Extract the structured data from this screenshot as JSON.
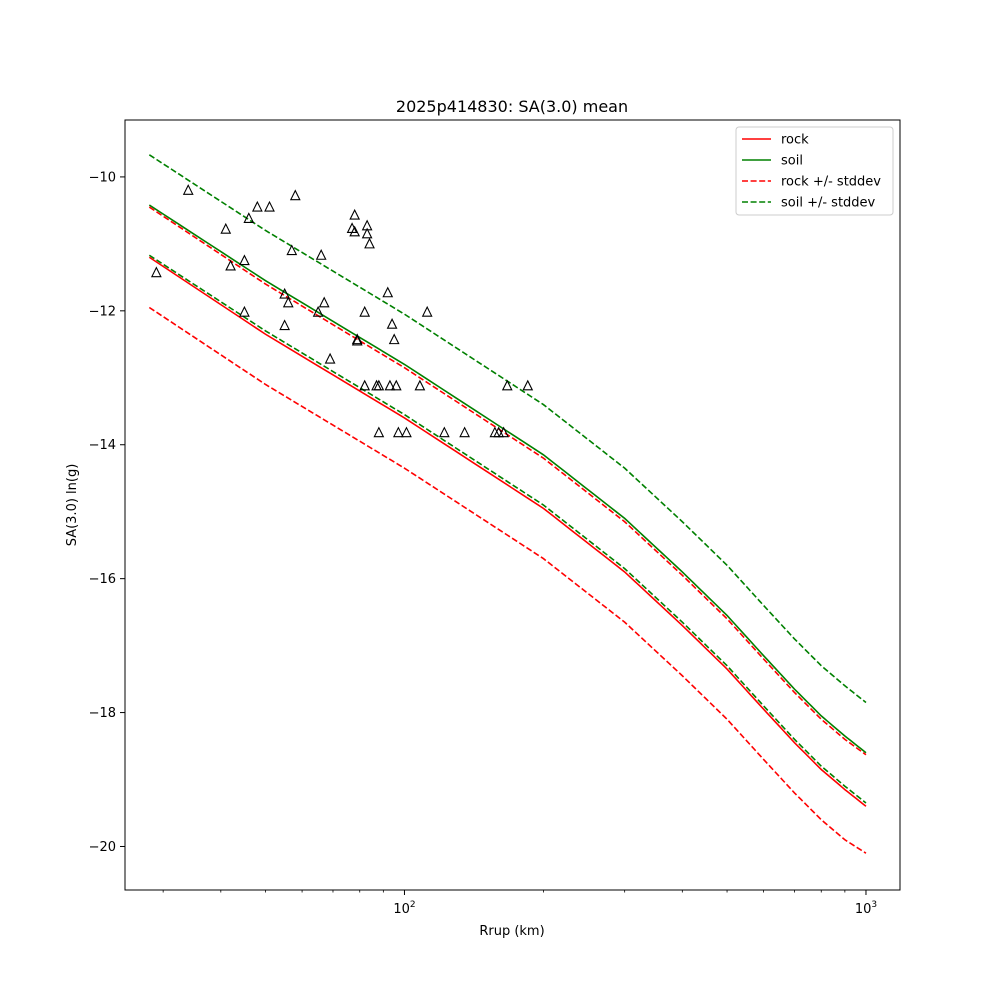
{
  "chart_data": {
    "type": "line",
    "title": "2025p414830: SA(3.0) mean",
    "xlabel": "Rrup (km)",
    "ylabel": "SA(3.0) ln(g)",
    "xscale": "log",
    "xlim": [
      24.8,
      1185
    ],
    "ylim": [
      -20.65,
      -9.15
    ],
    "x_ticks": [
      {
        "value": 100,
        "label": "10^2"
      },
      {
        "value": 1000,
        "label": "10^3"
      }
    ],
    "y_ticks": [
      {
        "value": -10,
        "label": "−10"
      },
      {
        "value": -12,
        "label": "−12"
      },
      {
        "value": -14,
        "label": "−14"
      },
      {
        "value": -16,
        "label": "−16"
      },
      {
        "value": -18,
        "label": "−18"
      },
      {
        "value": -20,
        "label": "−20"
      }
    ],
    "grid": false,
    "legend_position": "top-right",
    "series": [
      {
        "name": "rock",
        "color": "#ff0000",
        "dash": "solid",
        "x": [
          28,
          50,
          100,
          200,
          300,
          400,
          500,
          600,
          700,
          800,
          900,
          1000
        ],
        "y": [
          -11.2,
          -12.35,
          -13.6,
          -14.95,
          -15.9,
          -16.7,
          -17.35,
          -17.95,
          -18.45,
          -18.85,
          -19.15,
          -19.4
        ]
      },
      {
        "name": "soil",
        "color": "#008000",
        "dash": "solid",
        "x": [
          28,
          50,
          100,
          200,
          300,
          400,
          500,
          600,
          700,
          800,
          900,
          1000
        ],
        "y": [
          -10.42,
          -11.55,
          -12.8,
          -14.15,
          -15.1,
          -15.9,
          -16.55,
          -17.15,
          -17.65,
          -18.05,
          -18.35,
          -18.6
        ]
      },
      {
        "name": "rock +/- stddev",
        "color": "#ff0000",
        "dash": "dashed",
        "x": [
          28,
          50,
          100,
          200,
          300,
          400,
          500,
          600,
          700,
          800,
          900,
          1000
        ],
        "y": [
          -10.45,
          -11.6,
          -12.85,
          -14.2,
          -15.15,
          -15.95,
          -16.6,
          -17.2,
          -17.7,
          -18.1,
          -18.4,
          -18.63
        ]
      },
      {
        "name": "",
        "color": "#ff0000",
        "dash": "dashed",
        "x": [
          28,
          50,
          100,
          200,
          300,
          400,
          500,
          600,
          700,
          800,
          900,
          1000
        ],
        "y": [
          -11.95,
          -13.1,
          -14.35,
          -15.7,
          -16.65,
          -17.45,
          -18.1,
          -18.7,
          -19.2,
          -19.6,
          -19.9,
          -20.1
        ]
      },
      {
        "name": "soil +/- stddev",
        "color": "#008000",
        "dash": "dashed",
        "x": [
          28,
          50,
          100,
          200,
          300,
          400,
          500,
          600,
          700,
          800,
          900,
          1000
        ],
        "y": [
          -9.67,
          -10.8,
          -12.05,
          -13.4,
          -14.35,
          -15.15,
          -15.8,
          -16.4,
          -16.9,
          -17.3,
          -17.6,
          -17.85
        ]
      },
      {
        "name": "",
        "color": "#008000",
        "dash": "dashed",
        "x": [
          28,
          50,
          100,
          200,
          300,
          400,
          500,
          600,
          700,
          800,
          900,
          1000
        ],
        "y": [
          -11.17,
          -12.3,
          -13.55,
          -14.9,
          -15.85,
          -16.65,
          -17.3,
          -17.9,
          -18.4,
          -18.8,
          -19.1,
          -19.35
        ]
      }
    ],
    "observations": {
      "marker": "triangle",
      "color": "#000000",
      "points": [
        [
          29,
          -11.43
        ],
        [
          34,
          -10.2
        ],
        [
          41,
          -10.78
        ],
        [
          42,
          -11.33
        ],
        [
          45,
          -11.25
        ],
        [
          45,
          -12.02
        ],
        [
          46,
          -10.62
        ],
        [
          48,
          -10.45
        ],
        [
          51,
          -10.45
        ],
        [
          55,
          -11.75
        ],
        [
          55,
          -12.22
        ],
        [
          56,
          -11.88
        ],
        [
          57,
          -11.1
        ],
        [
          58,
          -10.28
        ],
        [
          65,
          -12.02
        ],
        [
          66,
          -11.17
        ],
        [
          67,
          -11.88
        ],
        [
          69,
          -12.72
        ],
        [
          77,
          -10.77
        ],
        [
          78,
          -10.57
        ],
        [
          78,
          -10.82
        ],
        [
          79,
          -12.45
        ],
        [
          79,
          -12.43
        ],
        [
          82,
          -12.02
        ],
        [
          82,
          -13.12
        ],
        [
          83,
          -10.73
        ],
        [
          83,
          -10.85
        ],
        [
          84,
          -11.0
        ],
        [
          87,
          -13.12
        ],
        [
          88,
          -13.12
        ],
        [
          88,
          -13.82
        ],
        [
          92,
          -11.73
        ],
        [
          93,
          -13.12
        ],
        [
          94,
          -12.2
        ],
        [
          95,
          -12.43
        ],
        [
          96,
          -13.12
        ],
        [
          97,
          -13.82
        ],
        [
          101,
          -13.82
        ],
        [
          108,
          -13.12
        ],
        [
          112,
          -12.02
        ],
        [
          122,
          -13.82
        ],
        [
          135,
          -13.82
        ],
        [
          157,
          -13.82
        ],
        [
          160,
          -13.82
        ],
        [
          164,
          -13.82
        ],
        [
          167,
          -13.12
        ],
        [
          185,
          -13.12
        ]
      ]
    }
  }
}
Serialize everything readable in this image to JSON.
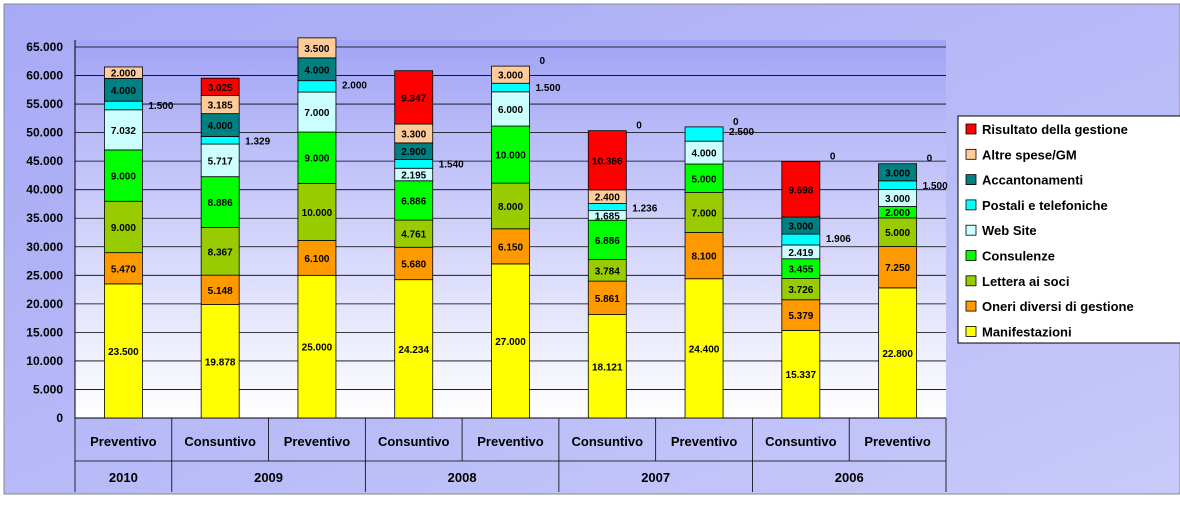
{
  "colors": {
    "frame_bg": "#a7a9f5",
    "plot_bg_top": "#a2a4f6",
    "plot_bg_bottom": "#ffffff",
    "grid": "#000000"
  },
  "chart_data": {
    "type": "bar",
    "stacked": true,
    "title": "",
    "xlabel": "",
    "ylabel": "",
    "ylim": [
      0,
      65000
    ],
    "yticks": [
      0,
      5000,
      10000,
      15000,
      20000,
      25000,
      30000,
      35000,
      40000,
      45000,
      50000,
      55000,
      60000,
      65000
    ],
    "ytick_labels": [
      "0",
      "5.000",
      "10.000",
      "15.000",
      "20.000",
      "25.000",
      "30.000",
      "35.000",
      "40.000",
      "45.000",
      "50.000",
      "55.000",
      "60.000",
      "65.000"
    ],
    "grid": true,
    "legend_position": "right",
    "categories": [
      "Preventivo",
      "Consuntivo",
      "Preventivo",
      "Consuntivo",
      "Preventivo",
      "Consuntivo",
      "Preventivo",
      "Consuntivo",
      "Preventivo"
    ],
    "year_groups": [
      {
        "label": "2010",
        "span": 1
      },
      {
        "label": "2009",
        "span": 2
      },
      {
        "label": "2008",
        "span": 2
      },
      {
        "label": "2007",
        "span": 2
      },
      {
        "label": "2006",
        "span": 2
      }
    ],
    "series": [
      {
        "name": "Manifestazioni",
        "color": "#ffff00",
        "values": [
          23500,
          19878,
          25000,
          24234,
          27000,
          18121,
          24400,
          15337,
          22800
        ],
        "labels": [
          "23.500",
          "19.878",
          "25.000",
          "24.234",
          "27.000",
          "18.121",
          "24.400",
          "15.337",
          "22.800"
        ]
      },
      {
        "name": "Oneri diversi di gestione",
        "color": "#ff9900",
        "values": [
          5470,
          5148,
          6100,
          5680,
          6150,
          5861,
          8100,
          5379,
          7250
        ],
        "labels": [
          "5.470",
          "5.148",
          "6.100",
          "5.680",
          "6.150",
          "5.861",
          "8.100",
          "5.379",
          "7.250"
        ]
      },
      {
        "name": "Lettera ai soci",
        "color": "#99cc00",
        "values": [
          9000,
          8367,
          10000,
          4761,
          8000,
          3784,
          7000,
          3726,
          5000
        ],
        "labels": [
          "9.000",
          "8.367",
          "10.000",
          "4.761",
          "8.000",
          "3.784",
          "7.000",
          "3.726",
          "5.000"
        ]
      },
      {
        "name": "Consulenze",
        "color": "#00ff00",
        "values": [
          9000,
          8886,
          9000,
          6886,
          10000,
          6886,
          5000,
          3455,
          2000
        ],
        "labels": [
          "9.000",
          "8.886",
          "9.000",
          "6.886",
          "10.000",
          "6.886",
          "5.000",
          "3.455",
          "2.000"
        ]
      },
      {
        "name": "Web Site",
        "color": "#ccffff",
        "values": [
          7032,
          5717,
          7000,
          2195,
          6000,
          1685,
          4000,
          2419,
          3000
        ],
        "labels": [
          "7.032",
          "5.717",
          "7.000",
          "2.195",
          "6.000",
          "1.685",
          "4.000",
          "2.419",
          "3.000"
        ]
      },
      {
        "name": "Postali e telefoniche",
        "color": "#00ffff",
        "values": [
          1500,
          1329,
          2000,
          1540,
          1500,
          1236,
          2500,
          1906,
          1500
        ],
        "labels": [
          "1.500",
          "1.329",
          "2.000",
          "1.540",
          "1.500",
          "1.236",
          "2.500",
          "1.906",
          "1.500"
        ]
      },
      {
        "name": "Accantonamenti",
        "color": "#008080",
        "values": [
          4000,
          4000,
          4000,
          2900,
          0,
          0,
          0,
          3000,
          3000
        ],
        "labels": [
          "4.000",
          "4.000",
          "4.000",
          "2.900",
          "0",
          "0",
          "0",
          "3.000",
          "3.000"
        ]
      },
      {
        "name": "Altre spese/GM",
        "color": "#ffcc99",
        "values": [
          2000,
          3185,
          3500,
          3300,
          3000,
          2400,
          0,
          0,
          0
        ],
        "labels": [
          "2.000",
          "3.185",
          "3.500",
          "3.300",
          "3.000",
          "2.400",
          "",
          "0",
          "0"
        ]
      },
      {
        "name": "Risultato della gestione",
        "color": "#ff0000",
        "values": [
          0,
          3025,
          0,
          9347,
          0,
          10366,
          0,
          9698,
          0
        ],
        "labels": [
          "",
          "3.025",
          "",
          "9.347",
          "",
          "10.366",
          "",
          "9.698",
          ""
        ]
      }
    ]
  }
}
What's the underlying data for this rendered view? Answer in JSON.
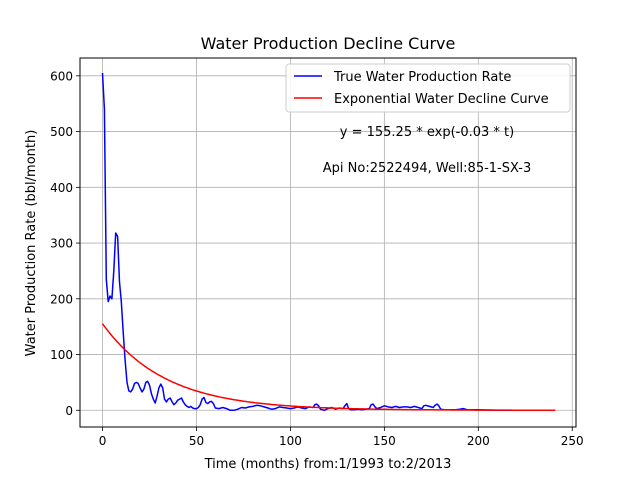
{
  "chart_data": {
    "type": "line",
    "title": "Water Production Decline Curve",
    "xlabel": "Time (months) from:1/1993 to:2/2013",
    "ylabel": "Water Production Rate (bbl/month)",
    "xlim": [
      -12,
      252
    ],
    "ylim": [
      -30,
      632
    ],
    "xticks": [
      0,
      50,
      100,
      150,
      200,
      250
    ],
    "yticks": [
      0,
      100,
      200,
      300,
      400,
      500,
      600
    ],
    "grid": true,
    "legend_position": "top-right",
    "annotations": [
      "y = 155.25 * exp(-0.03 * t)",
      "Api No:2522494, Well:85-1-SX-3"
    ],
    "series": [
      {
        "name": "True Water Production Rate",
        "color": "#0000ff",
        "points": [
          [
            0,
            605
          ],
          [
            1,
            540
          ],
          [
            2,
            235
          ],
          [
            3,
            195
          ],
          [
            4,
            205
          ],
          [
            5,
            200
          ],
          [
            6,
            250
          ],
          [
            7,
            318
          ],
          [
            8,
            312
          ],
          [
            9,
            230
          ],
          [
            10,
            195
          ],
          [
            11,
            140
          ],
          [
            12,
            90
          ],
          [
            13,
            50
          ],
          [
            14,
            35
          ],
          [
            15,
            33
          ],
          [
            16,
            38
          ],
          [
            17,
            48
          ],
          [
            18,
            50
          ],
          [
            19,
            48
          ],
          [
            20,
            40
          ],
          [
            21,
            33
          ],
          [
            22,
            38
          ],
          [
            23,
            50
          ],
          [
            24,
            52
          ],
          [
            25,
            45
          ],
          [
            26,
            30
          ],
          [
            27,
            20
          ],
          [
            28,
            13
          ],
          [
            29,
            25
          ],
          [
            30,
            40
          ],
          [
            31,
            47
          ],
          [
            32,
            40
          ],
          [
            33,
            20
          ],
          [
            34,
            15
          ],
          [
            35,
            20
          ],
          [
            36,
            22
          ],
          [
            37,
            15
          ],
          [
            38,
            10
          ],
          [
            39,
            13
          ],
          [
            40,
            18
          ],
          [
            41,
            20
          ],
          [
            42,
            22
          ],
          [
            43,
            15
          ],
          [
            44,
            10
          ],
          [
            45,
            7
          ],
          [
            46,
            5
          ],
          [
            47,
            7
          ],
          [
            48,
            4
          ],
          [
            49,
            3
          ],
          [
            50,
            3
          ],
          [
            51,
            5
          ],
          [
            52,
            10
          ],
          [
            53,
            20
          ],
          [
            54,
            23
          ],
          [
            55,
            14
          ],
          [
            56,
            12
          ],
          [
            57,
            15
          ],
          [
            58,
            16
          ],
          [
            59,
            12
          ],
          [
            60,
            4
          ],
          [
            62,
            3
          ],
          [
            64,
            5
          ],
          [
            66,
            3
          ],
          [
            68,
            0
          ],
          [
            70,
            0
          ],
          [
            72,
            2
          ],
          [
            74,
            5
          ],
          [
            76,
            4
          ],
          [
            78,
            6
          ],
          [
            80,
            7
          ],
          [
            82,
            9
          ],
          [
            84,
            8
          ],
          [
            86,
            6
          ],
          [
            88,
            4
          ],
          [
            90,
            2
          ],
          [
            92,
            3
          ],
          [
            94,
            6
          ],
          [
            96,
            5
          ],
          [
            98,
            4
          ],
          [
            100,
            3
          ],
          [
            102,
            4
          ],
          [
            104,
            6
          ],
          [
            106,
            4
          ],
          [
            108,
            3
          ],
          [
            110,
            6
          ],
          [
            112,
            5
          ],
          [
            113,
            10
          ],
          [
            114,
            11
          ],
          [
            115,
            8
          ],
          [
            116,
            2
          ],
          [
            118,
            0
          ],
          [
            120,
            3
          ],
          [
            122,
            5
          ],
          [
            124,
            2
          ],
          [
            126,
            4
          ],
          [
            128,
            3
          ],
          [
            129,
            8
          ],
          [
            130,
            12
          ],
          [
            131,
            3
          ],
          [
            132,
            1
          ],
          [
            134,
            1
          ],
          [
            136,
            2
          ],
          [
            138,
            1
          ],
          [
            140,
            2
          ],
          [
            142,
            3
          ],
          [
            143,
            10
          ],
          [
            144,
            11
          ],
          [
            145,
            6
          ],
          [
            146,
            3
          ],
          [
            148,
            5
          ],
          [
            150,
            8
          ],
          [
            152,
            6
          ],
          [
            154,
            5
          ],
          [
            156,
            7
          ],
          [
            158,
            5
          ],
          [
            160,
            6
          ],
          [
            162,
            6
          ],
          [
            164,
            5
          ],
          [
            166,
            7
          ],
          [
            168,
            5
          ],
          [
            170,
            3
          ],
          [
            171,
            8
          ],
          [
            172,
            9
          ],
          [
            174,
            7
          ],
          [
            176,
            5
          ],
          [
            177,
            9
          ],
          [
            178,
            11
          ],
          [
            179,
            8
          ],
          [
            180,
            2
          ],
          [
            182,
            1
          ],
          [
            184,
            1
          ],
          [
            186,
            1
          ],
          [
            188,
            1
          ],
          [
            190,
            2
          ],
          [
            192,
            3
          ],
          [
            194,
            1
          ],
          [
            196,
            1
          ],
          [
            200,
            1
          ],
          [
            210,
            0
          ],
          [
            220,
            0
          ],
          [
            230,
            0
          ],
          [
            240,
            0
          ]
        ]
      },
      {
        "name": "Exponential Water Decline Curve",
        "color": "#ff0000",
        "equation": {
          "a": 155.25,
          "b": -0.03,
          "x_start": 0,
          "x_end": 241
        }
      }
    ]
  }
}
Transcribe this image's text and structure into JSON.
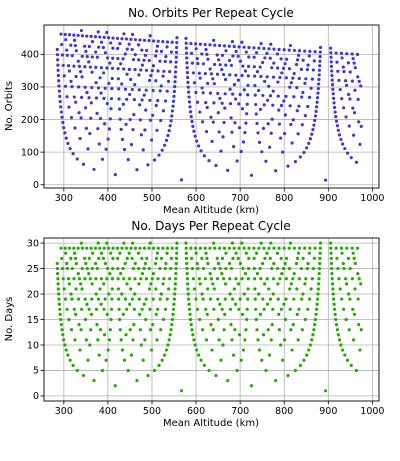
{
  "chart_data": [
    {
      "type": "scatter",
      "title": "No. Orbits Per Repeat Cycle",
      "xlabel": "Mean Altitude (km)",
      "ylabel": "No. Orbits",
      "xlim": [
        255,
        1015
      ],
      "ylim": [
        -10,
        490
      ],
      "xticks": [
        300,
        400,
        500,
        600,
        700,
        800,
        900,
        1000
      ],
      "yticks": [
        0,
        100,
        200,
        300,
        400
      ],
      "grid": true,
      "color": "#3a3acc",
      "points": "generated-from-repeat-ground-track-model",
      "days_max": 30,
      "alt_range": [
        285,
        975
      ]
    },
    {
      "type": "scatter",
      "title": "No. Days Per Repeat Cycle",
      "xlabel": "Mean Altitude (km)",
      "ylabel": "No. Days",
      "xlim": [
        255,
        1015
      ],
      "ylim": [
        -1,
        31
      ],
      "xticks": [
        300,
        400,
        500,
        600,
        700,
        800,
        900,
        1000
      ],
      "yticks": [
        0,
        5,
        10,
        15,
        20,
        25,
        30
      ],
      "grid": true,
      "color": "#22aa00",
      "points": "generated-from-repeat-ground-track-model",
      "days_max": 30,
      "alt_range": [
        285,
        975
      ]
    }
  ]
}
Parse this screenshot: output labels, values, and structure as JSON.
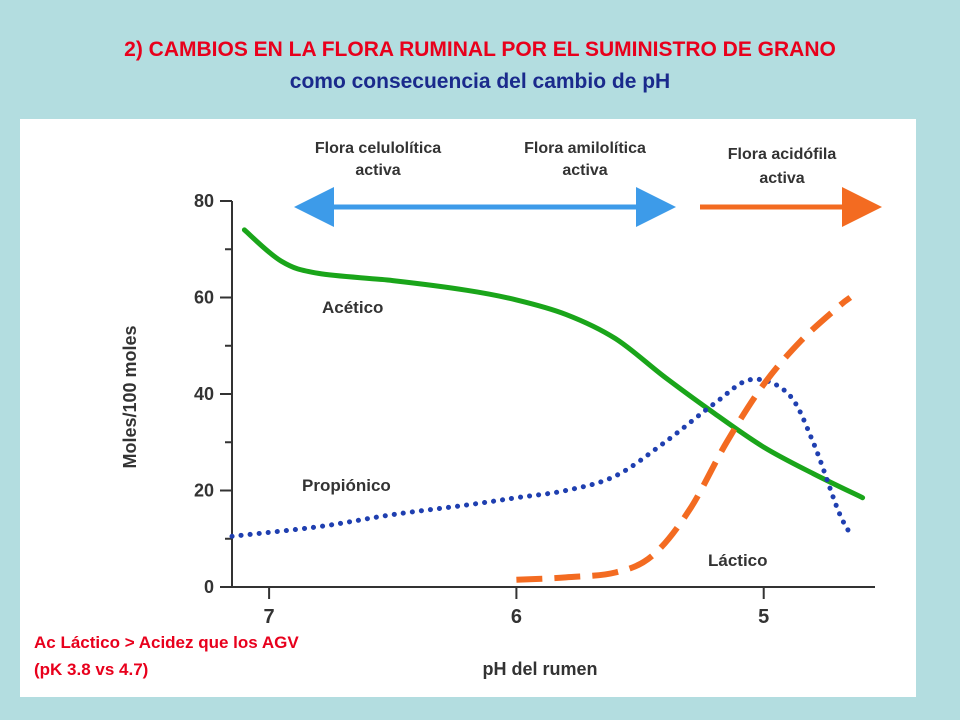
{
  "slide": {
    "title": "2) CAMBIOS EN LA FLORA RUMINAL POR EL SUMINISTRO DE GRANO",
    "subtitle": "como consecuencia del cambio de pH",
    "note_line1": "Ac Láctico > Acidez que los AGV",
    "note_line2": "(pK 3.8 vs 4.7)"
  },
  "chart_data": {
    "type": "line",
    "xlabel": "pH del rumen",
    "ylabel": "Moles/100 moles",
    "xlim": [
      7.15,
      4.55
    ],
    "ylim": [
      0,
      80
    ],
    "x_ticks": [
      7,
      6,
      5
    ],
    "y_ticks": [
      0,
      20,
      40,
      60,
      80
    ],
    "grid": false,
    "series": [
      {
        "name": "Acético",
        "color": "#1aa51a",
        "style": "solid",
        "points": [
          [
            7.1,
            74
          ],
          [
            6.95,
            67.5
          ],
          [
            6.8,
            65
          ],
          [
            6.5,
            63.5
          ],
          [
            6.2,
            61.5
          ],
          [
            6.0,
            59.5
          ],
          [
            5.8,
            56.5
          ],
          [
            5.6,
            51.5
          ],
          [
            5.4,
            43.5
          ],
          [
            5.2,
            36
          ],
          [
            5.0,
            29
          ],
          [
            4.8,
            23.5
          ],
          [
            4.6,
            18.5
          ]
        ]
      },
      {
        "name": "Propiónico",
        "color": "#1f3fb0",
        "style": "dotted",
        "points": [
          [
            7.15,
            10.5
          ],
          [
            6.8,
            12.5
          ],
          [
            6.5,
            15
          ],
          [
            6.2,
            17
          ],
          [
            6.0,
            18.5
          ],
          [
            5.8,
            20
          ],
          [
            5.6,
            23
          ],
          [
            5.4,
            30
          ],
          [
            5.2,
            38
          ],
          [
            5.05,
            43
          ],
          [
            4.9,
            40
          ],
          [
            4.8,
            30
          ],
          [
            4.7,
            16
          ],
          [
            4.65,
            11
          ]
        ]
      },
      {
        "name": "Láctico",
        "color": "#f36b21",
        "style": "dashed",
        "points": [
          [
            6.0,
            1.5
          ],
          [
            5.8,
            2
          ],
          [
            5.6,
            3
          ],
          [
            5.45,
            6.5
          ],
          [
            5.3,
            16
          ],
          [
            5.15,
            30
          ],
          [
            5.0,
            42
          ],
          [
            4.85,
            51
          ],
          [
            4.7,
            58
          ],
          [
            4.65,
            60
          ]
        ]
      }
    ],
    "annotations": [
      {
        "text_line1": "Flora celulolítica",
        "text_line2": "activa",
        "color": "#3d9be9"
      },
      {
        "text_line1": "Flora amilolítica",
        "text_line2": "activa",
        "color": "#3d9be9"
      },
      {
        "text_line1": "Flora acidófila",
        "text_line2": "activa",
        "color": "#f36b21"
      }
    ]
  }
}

### Written instruction
State, as a bare number, how many lines of the listing hold the word "JSON".

### Task result
5